'''
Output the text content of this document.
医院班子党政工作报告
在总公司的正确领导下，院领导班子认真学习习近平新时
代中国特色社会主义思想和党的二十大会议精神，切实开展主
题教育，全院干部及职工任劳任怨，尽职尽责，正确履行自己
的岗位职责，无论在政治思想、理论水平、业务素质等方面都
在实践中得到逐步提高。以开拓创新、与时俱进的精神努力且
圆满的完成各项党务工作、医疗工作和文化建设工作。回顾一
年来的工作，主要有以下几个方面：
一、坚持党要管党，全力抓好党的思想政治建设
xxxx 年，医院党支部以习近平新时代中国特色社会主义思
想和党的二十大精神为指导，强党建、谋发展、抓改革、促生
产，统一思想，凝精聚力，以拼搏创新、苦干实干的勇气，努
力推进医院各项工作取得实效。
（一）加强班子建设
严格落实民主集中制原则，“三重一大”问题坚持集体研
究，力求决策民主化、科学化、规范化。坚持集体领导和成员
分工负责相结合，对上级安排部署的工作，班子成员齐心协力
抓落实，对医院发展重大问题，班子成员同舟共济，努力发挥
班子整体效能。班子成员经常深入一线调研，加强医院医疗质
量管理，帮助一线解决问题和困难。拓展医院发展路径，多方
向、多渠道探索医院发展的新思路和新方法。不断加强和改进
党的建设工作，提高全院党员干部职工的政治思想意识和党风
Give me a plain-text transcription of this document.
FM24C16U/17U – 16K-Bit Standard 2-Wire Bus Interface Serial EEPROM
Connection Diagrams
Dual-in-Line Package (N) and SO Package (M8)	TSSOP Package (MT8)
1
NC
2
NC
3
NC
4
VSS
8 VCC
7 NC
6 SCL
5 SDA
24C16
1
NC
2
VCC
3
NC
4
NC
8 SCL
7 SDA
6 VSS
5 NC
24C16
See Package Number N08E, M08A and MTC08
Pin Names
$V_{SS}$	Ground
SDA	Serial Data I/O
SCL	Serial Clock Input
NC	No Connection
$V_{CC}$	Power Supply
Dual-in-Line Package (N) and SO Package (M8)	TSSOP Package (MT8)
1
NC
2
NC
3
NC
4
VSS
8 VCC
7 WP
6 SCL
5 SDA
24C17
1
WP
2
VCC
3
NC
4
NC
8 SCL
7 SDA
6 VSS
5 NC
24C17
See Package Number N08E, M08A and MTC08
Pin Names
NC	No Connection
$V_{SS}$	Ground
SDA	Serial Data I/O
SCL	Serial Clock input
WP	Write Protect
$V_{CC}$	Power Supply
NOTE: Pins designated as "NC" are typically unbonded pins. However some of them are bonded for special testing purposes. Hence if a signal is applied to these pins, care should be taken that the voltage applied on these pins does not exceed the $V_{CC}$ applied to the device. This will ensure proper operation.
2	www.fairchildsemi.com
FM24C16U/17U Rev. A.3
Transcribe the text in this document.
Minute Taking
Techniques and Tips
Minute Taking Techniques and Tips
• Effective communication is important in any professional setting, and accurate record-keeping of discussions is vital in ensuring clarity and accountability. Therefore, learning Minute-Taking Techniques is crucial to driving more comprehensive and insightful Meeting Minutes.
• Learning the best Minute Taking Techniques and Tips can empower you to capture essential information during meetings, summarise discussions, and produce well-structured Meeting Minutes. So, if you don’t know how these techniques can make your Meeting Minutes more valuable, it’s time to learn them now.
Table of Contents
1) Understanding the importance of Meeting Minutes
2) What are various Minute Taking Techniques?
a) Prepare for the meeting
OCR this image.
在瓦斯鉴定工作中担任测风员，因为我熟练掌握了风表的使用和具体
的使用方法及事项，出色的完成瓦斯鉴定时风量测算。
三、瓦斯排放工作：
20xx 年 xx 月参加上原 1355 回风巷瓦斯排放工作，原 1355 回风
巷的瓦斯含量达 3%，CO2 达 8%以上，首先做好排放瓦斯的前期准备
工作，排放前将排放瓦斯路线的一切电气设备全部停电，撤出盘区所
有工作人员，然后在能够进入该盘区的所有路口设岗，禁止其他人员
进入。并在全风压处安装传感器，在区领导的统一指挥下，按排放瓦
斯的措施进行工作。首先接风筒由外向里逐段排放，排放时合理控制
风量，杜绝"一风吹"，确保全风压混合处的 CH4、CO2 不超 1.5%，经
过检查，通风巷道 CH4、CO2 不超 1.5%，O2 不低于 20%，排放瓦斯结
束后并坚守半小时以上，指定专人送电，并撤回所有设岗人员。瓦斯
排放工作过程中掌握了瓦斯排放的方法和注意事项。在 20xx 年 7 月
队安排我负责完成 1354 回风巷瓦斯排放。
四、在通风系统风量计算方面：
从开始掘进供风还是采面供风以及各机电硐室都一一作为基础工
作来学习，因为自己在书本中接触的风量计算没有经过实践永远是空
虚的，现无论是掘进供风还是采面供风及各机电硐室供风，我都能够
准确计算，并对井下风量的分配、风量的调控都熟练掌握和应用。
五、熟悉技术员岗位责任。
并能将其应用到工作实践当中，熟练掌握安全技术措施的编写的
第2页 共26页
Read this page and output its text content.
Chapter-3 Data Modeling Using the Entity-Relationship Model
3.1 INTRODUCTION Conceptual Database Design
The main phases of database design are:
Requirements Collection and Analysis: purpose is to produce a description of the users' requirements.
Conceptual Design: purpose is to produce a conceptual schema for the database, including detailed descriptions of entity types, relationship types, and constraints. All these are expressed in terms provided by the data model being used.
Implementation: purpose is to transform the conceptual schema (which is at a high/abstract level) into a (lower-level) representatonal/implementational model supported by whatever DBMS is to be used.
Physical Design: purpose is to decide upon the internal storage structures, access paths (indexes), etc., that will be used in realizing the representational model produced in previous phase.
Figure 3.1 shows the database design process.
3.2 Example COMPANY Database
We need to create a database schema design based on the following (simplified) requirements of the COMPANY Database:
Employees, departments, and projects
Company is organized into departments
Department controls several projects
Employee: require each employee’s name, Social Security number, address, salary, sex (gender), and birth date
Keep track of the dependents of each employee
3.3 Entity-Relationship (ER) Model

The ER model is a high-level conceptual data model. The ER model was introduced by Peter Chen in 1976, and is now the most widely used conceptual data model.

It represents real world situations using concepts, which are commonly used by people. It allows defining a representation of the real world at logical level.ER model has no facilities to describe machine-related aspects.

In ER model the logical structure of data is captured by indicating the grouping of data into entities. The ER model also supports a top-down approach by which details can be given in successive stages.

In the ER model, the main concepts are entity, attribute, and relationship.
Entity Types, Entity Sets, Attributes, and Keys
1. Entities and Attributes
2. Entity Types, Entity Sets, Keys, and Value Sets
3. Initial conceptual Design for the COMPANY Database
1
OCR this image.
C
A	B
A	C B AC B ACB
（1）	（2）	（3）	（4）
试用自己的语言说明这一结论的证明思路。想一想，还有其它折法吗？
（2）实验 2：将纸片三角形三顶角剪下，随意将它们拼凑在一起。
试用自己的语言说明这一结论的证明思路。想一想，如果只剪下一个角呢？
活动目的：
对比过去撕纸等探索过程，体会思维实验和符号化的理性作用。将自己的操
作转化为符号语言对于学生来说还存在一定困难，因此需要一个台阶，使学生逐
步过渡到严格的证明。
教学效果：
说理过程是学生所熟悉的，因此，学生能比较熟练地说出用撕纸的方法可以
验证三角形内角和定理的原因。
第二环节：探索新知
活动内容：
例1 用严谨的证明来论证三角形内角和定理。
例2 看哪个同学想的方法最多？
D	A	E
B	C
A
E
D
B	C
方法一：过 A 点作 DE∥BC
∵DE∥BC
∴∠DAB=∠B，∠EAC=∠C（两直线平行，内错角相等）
'''
> [What this task involves] Repeat back the data above, exact to the last character.

> [Solution]
Output the text content of this document.
医院班子党政工作报告
在总公司的正确领导下，院领导班子认真学习习近平新时
代中国特色社会主义思想和党的二十大会议精神，切实开展主
题教育，全院干部及职工任劳任怨，尽职尽责，正确履行自己
的岗位职责，无论在政治思想、理论水平、业务素质等方面都
在实践中得到逐步提高。以开拓创新、与时俱进的精神努力且
圆满的完成各项党务工作、医疗工作和文化建设工作。回顾一
年来的工作，主要有以下几个方面：
一、坚持党要管党，全力抓好党的思想政治建设
xxxx 年，医院党支部以习近平新时代中国特色社会主义思
想和党的二十大精神为指导，强党建、谋发展、抓改革、促生
产，统一思想，凝精聚力，以拼搏创新、苦干实干的勇气，努
力推进医院各项工作取得实效。
（一）加强班子建设
严格落实民主集中制原则，“三重一大”问题坚持集体研
究，力求决策民主化、科学化、规范化。坚持集体领导和成员
分工负责相结合，对上级安排部署的工作，班子成员齐心协力
抓落实，对医院发展重大问题，班子成员同舟共济，努力发挥
班子整体效能。班子成员经常深入一线调研，加强医院医疗质
量管理，帮助一线解决问题和困难。拓展医院发展路径，多方
向、多渠道探索医院发展的新思路和新方法。不断加强和改进
党的建设工作，提高全院党员干部职工的政治思想意识和党风
Give me a plain-text transcription of this document.
FM24C16U/17U – 16K-Bit Standard 2-Wire Bus Interface Serial EEPROM
Connection Diagrams
Dual-in-Line Package (N) and SO Package (M8)	TSSOP Package (MT8)
1
NC
2
NC
3
NC
4
VSS
8 VCC
7 NC
6 SCL
5 SDA
24C16
1
NC
2
VCC
3
NC
4
NC
8 SCL
7 SDA
6 VSS
5 NC
24C16
See Package Number N08E, M08A and MTC08
Pin Names
$V_{SS}$	Ground
SDA	Serial Data I/O
SCL	Serial Clock Input
NC	No Connection
$V_{CC}$	Power Supply
Dual-in-Line Package (N) and SO Package (M8)	TSSOP Package (MT8)
1
NC
2
NC
3
NC
4
VSS
8 VCC
7 WP
6 SCL
5 SDA
24C17
1
WP
2
VCC
3
NC
4
NC
8 SCL
7 SDA
6 VSS
5 NC
24C17
See Package Number N08E, M08A and MTC08
Pin Names
NC	No Connection
$V_{SS}$	Ground
SDA	Serial Data I/O
SCL	Serial Clock input
WP	Write Protect
$V_{CC}$	Power Supply
NOTE: Pins designated as "NC" are typically unbonded pins. However some of them are bonded for special testing purposes. Hence if a signal is applied to these pins, care should be taken that the voltage applied on these pins does not exceed the $V_{CC}$ applied to the device. This will ensure proper operation.
2	www.fairchildsemi.com
FM24C16U/17U Rev. A.3
Transcribe the text in this document.
Minute Taking
Techniques and Tips
Minute Taking Techniques and Tips
• Effective communication is important in any professional setting, and accurate record-keeping of discussions is vital in ensuring clarity and accountability. Therefore, learning Minute-Taking Techniques is crucial to driving more comprehensive and insightful Meeting Minutes.
• Learning the best Minute Taking Techniques and Tips can empower you to capture essential information during meetings, summarise discussions, and produce well-structured Meeting Minutes. So, if you don’t know how these techniques can make your Meeting Minutes more valuable, it’s time to learn them now.
Table of Contents
1) Understanding the importance of Meeting Minutes
2) What are various Minute Taking Techniques?
a) Prepare for the meeting
OCR this image.
在瓦斯鉴定工作中担任测风员，因为我熟练掌握了风表的使用和具体
的使用方法及事项，出色的完成瓦斯鉴定时风量测算。
三、瓦斯排放工作：
20xx 年 xx 月参加上原 1355 回风巷瓦斯排放工作，原 1355 回风
巷的瓦斯含量达 3%，CO2 达 8%以上，首先做好排放瓦斯的前期准备
工作，排放前将排放瓦斯路线的一切电气设备全部停电，撤出盘区所
有工作人员，然后在能够进入该盘区的所有路口设岗，禁止其他人员
进入。并在全风压处安装传感器，在区领导的统一指挥下，按排放瓦
斯的措施进行工作。首先接风筒由外向里逐段排放，排放时合理控制
风量，杜绝"一风吹"，确保全风压混合处的 CH4、CO2 不超 1.5%，经
过检查，通风巷道 CH4、CO2 不超 1.5%，O2 不低于 20%，排放瓦斯结
束后并坚守半小时以上，指定专人送电，并撤回所有设岗人员。瓦斯
排放工作过程中掌握了瓦斯排放的方法和注意事项。在 20xx 年 7 月
队安排我负责完成 1354 回风巷瓦斯排放。
四、在通风系统风量计算方面：
从开始掘进供风还是采面供风以及各机电硐室都一一作为基础工
作来学习，因为自己在书本中接触的风量计算没有经过实践永远是空
虚的，现无论是掘进供风还是采面供风及各机电硐室供风，我都能够
准确计算，并对井下风量的分配、风量的调控都熟练掌握和应用。
五、熟悉技术员岗位责任。
并能将其应用到工作实践当中，熟练掌握安全技术措施的编写的
第2页 共26页
Read this page and output its text content.
Chapter-3 Data Modeling Using the Entity-Relationship Model
3.1 INTRODUCTION Conceptual Database Design
The main phases of database design are:
Requirements Collection and Analysis: purpose is to produce a description of the users' requirements.
Conceptual Design: purpose is to produce a conceptual schema for the database, including detailed descriptions of entity types, relationship types, and constraints. All these are expressed in terms provided by the data model being used.
Implementation: purpose is to transform the conceptual schema (which is at a high/abstract level) into a (lower-level) representatonal/implementational model supported by whatever DBMS is to be used.
Physical Design: purpose is to decide upon the internal storage structures, access paths (indexes), etc., that will be used in realizing the representational model produced in previous phase.
Figure 3.1 shows the database design process.
3.2 Example COMPANY Database
We need to create a database schema design based on the following (simplified) requirements of the COMPANY Database:
Employees, departments, and projects
Company is organized into departments
Department controls several projects
Employee: require each employee’s name, Social Security number, address, salary, sex (gender), and birth date
Keep track of the dependents of each employee
3.3 Entity-Relationship (ER) Model

The ER model is a high-level conceptual data model. The ER model was introduced by Peter Chen in 1976, and is now the most widely used conceptual data model.

It represents real world situations using concepts, which are commonly used by people. It allows defining a representation of the real world at logical level.ER model has no facilities to describe machine-related aspects.

In ER model the logical structure of data is captured by indicating the grouping of data into entities. The ER model also supports a top-down approach by which details can be given in successive stages.

In the ER model, the main concepts are entity, attribute, and relationship.
Entity Types, Entity Sets, Attributes, and Keys
1. Entities and Attributes
2. Entity Types, Entity Sets, Keys, and Value Sets
3. Initial conceptual Design for the COMPANY Database
1
OCR this image.
C
A	B
A	C B AC B ACB
（1）	（2）	（3）	（4）
试用自己的语言说明这一结论的证明思路。想一想，还有其它折法吗？
（2）实验 2：将纸片三角形三顶角剪下，随意将它们拼凑在一起。
试用自己的语言说明这一结论的证明思路。想一想，如果只剪下一个角呢？
活动目的：
对比过去撕纸等探索过程，体会思维实验和符号化的理性作用。将自己的操
作转化为符号语言对于学生来说还存在一定困难，因此需要一个台阶，使学生逐
步过渡到严格的证明。
教学效果：
说理过程是学生所熟悉的，因此，学生能比较熟练地说出用撕纸的方法可以
验证三角形内角和定理的原因。
第二环节：探索新知
活动内容：
例1 用严谨的证明来论证三角形内角和定理。
例2 看哪个同学想的方法最多？
D	A	E
B	C
A
E
D
B	C
方法一：过 A 点作 DE∥BC
∵DE∥BC
∴∠DAB=∠B，∠EAC=∠C（两直线平行，内错角相等）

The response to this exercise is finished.